Given request
Transcribe the records that follow exactly. Skip the pictures.

[Lines of data]
· · · · ·

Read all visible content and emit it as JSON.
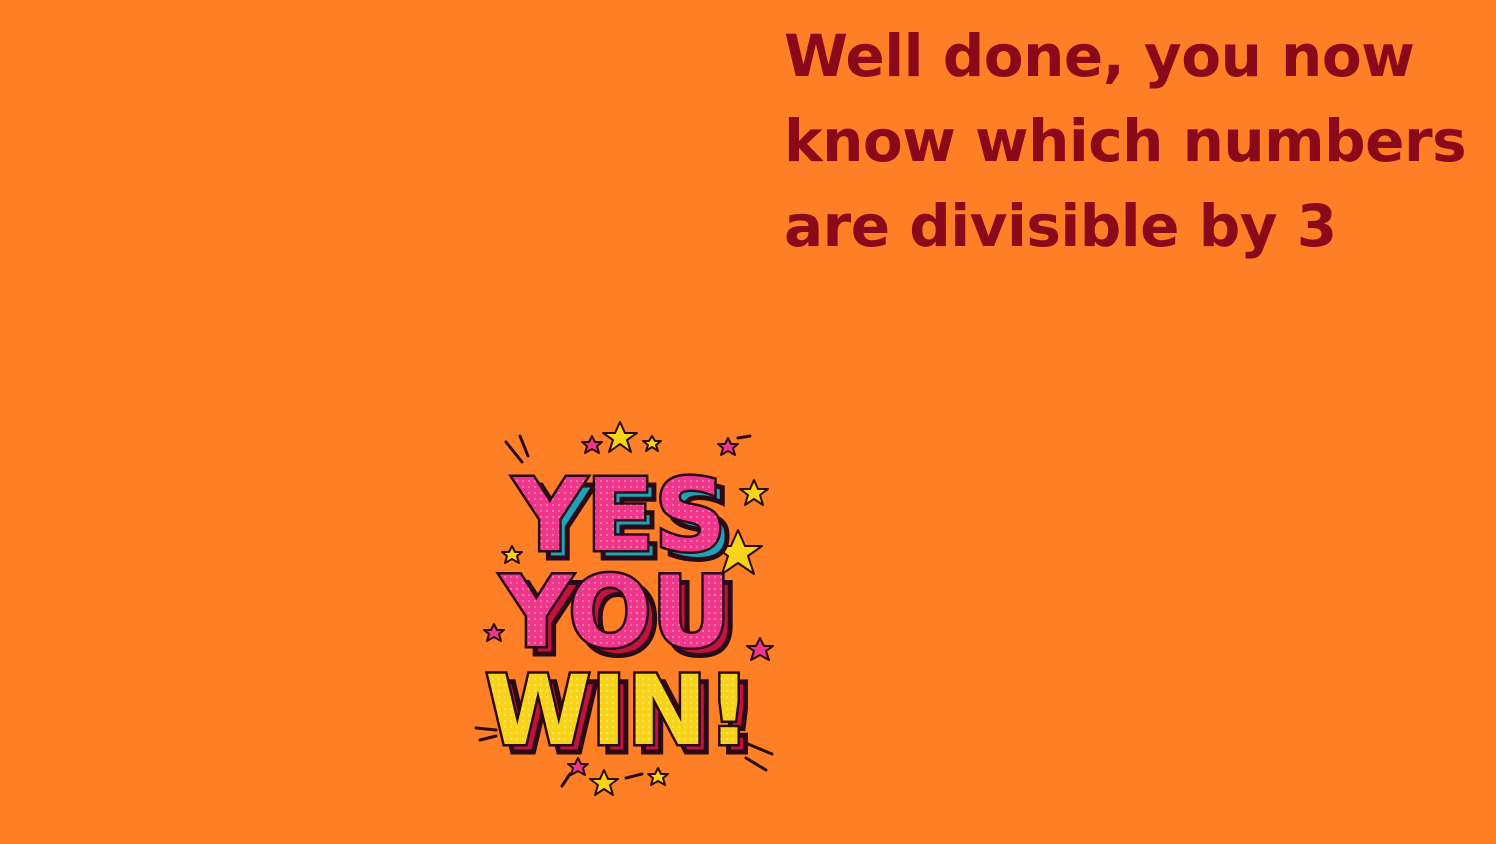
{
  "message": {
    "text": "Well done, you now know which numbers are divisible by 3"
  },
  "badge": {
    "line1": "YES",
    "line2": "YOU",
    "line3": "WIN!",
    "icon": "yes-you-win-sticker"
  },
  "colors": {
    "background": "#FF7F27",
    "message_text": "#8B0A1A",
    "pink": "#F0368A",
    "yellow": "#F7D31A",
    "outline": "#2A0A14",
    "shadow_red": "#C2123F",
    "shadow_teal": "#1FA3B8"
  }
}
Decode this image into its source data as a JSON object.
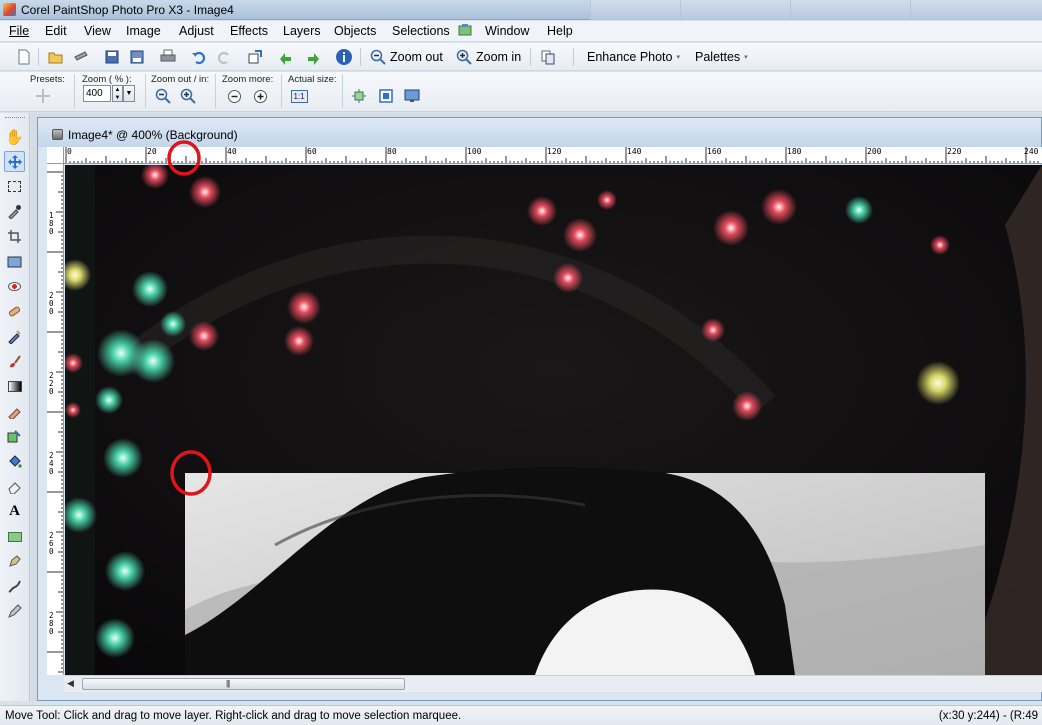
{
  "window": {
    "title": "Corel PaintShop Photo Pro X3 - Image4"
  },
  "menubar": {
    "items": [
      "File",
      "Edit",
      "View",
      "Image",
      "Adjust",
      "Effects",
      "Layers",
      "Objects",
      "Selections",
      "Window",
      "Help"
    ]
  },
  "toolbar": {
    "zoom_out_label": "Zoom out",
    "zoom_in_label": "Zoom in",
    "enhance_photo_label": "Enhance Photo",
    "palettes_label": "Palettes"
  },
  "tool_options": {
    "presets_label": "Presets:",
    "zoom_label": "Zoom ( % ):",
    "zoom_value": "400",
    "zoom_out_in_label": "Zoom out / in:",
    "zoom_more_label": "Zoom more:",
    "actual_size_label": "Actual size:",
    "actual_size_button": "1:1"
  },
  "image_window": {
    "title": "Image4* @ 400% (Background)"
  },
  "rulers": {
    "top_labels": [
      "0",
      "20",
      "40",
      "60",
      "80",
      "100",
      "120",
      "140",
      "160",
      "180",
      "200",
      "220",
      "240"
    ],
    "left_labels": [
      "1\n8\n0",
      "2\n0\n0",
      "2\n2\n0",
      "2\n4\n0",
      "2\n6\n0",
      "2\n8\n0"
    ]
  },
  "statusbar": {
    "message": "Move Tool: Click and drag to move layer. Right-click and drag to move selection marquee.",
    "coords": "(x:30 y:244) - (R:49"
  },
  "colors": {
    "annotation_circle": "#e0141b",
    "canvas_background": "#0d0c0e"
  }
}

· · · · ·

Exercise output
Read all visible content and emit it as JSON.
{
  "message": {
    "text": "Well done, you now know which numbers are divisible by 3"
  },
  "badge": {
    "line1": "YES",
    "line2": "YOU",
    "line3": "WIN!",
    "icon": "yes-you-win-sticker"
  },
  "colors": {
    "background": "#FF7F27",
    "message_text": "#8B0A1A",
    "pink": "#F0368A",
    "yellow": "#F7D31A",
    "outline": "#2A0A14",
    "shadow_red": "#C2123F",
    "shadow_teal": "#1FA3B8"
  }
}
Decode this image into its source data as a JSON object.
{
  "window": {
    "title": "Corel PaintShop Photo Pro X3 - Image4"
  },
  "menubar": {
    "items": [
      "File",
      "Edit",
      "View",
      "Image",
      "Adjust",
      "Effects",
      "Layers",
      "Objects",
      "Selections",
      "Window",
      "Help"
    ]
  },
  "toolbar": {
    "zoom_out_label": "Zoom out",
    "zoom_in_label": "Zoom in",
    "enhance_photo_label": "Enhance Photo",
    "palettes_label": "Palettes"
  },
  "tool_options": {
    "presets_label": "Presets:",
    "zoom_label": "Zoom ( % ):",
    "zoom_value": "400",
    "zoom_out_in_label": "Zoom out / in:",
    "zoom_more_label": "Zoom more:",
    "actual_size_label": "Actual size:",
    "actual_size_button": "1:1"
  },
  "image_window": {
    "title": "Image4* @ 400% (Background)"
  },
  "rulers": {
    "top_labels": [
      "0",
      "20",
      "40",
      "60",
      "80",
      "100",
      "120",
      "140",
      "160",
      "180",
      "200",
      "220",
      "240"
    ],
    "left_labels": [
      "1\n8\n0",
      "2\n0\n0",
      "2\n2\n0",
      "2\n4\n0",
      "2\n6\n0",
      "2\n8\n0"
    ]
  },
  "statusbar": {
    "message": "Move Tool: Click and drag to move layer. Right-click and drag to move selection marquee.",
    "coords": "(x:30 y:244) - (R:49"
  },
  "colors": {
    "annotation_circle": "#e0141b",
    "canvas_background": "#0d0c0e"
  }
}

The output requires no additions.